WHAT YOU NEED TO DO: Set down each record exactly as written.

MATERIAL FOR THIS EXERCISE:
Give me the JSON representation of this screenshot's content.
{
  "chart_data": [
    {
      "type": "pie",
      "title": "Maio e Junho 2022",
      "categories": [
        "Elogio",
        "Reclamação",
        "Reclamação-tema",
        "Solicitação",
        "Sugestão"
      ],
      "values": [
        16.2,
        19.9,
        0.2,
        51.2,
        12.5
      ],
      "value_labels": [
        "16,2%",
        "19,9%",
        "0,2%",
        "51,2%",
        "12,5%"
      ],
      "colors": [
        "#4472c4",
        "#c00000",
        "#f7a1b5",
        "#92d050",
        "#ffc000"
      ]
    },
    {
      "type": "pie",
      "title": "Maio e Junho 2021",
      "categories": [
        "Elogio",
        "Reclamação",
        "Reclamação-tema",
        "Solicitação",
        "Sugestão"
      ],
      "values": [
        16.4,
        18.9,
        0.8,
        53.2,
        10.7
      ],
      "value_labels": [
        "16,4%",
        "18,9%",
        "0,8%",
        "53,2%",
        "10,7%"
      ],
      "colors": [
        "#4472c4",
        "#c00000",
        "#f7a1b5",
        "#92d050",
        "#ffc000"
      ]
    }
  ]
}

RESULT FOR THIS EXERCISE:
Give me the JSON representation of this screenshot's content.
{
  "chart_data": [
    {
      "type": "pie",
      "title": "Maio e Junho 2022",
      "categories": [
        "Elogio",
        "Reclamação",
        "Reclamação-tema",
        "Solicitação",
        "Sugestão"
      ],
      "values": [
        16.2,
        19.9,
        0.2,
        51.2,
        12.5
      ],
      "value_labels": [
        "16,2%",
        "19,9%",
        "0,2%",
        "51,2%",
        "12,5%"
      ],
      "colors": [
        "#4472c4",
        "#c00000",
        "#f7a1b5",
        "#92d050",
        "#ffc000"
      ]
    },
    {
      "type": "pie",
      "title": "Maio e Junho 2021",
      "categories": [
        "Elogio",
        "Reclamação",
        "Reclamação-tema",
        "Solicitação",
        "Sugestão"
      ],
      "values": [
        16.4,
        18.9,
        0.8,
        53.2,
        10.7
      ],
      "value_labels": [
        "16,4%",
        "18,9%",
        "0,8%",
        "53,2%",
        "10,7%"
      ],
      "colors": [
        "#4472c4",
        "#c00000",
        "#f7a1b5",
        "#92d050",
        "#ffc000"
      ]
    }
  ]
}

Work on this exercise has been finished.